_Problem to work on_
Pull out all lines from the listing below in which the word "المكان" appears.

_Saved entries_
··········

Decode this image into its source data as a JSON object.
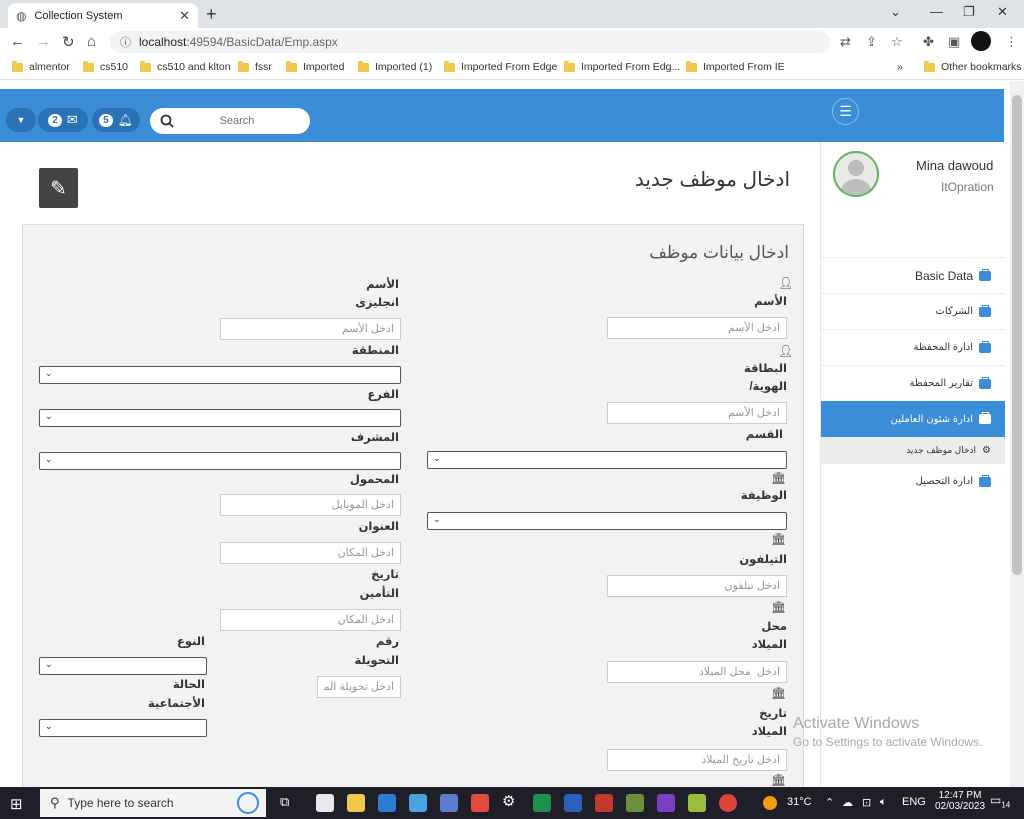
{
  "browser": {
    "tab_title": "Collection System",
    "url_host": "localhost",
    "url_rest": ":49594/BasicData/Emp.aspx",
    "bookmarks": [
      "almentor",
      "cs510",
      "cs510 and klton",
      "fssr",
      "Imported",
      "Imported (1)",
      "Imported From Edge",
      "Imported From Edg...",
      "Imported From IE"
    ],
    "other_bookmarks": "Other bookmarks",
    "more": "»"
  },
  "topnav": {
    "messages_count": "2",
    "notifications_count": "5",
    "search_placeholder": "Search"
  },
  "sidebar": {
    "user_name": "Mina dawoud",
    "user_role": "ItOpration",
    "items": [
      {
        "label": "Basic Data"
      },
      {
        "label": "الشركات"
      },
      {
        "label": "ادارة المحفظة"
      },
      {
        "label": "تقارير المحفظة"
      },
      {
        "label": "ادارة شئون العاملين"
      },
      {
        "label": "ادخال موظف جديد"
      },
      {
        "label": "ادارة التحصيل"
      }
    ]
  },
  "main": {
    "page_title": "ادخال موظف جديد",
    "panel_title": "ادخال بيانات موظف",
    "right_col": {
      "name_label": "الأسم",
      "name_placeholder": "ادخل الأسم",
      "card_label_1": "البطاقة",
      "card_label_2": "/الهوية",
      "card_placeholder": "ادخل الأسم",
      "dept_label": "القسم",
      "job_label": "الوظيفة",
      "phone_label": "التيلفون",
      "phone_placeholder": "ادخل تيلفون",
      "birthplace_label_1": "محل",
      "birthplace_label_2": "الميلاد",
      "birthplace_placeholder": "ادخل  محل الميلاد",
      "birthdate_label_1": "تاريخ",
      "birthdate_label_2": "الميلاد",
      "birthdate_placeholder": "ادخل تاريخ الميلاد"
    },
    "left_col": {
      "en_name_label_1": "الأسم",
      "en_name_label_2": "انجليزى",
      "en_name_placeholder": "ادخل الأسم",
      "region_label": "المنطقة",
      "branch_label": "الفرع",
      "supervisor_label": "المشرف",
      "mobile_label": "المحمول",
      "mobile_placeholder": "ادخل الموبايل",
      "address_label": "العنوان",
      "address_placeholder": "ادخل المكان",
      "insurance_label_1": "تاريخ",
      "insurance_label_2": "التأمين",
      "insurance_placeholder": "ادخل المكان",
      "transfer_label_1": "رقم",
      "transfer_label_2": "التحويلة",
      "transfer_placeholder": "ادخل تحويلة الموظ",
      "gender_label": "النوع",
      "marital_label_1": "الحالة",
      "marital_label_2": "الأجتماعية"
    }
  },
  "watermark": {
    "line1": "Activate Windows",
    "line2": "Go to Settings to activate Windows."
  },
  "taskbar": {
    "search_placeholder": "Type here to search",
    "weather": "31°C",
    "lang": "ENG",
    "time": "12:47 PM",
    "date": "02/03/2023",
    "notif_count": "14"
  }
}
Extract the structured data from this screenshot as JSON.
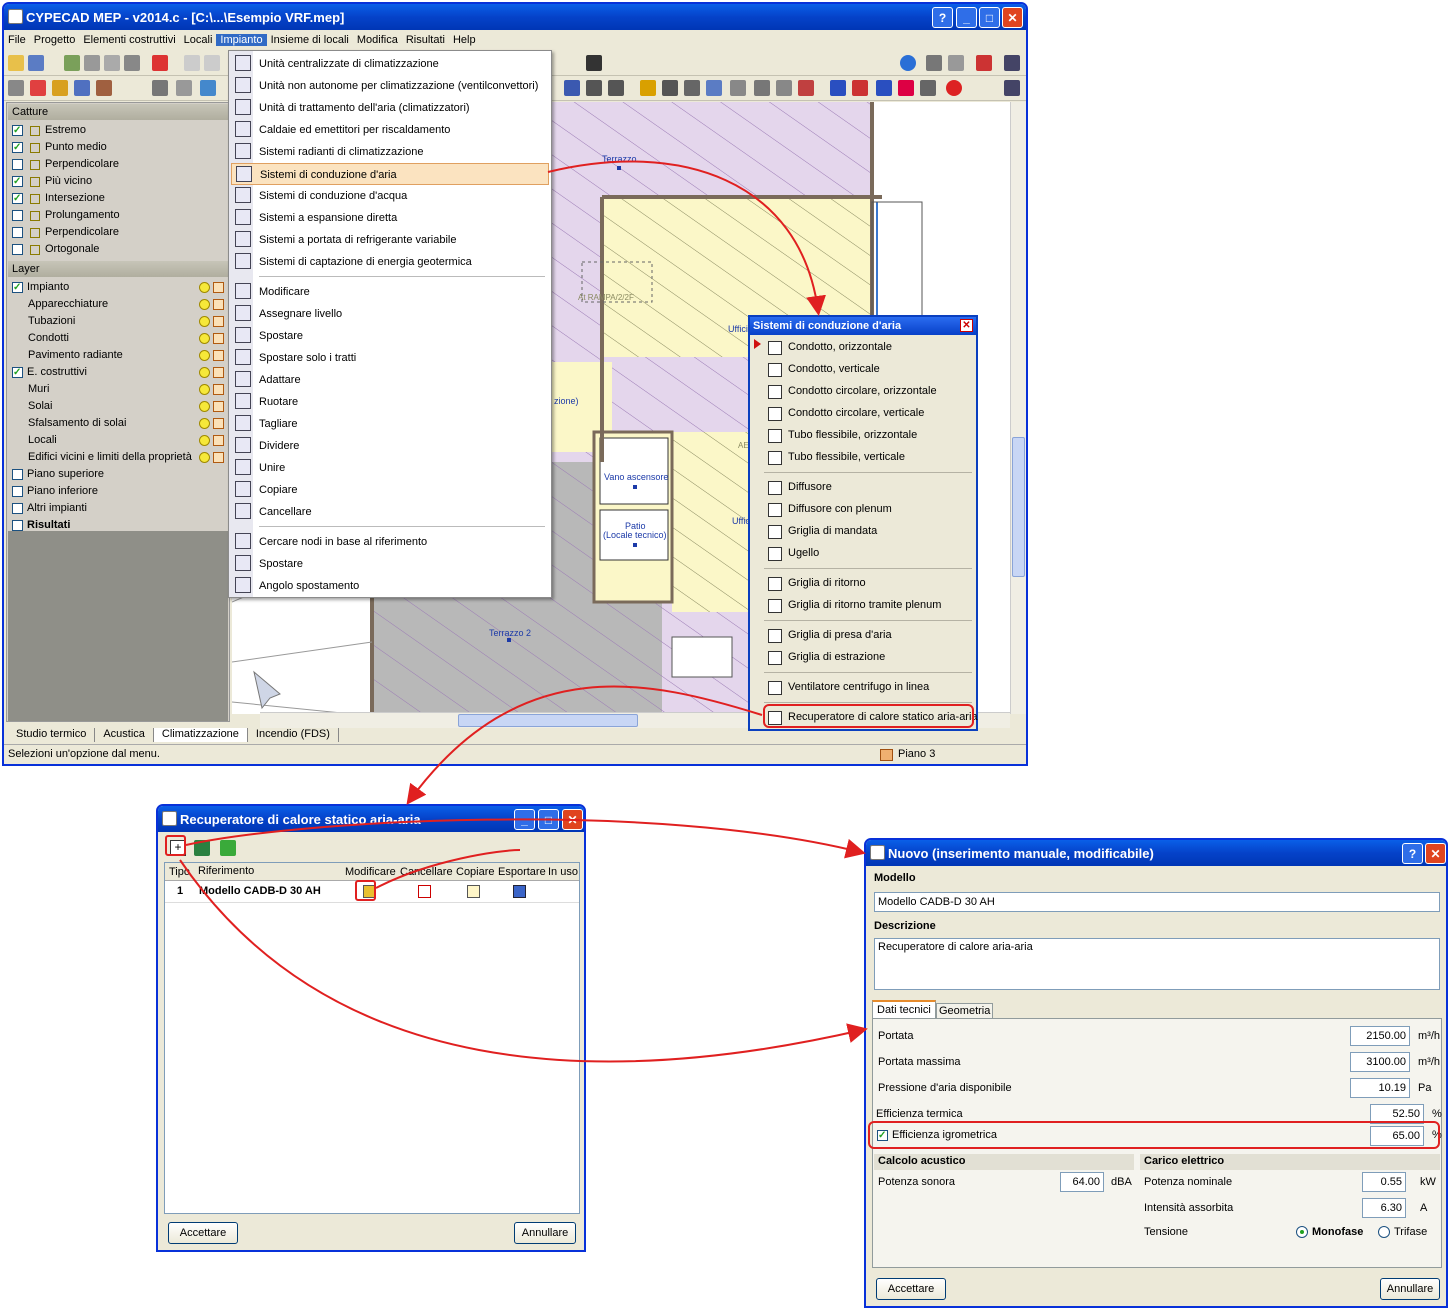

··········

_Final answer_
      "address_placeholder": "ادخل المكان",
      "insurance_placeholder": "ادخل المكان",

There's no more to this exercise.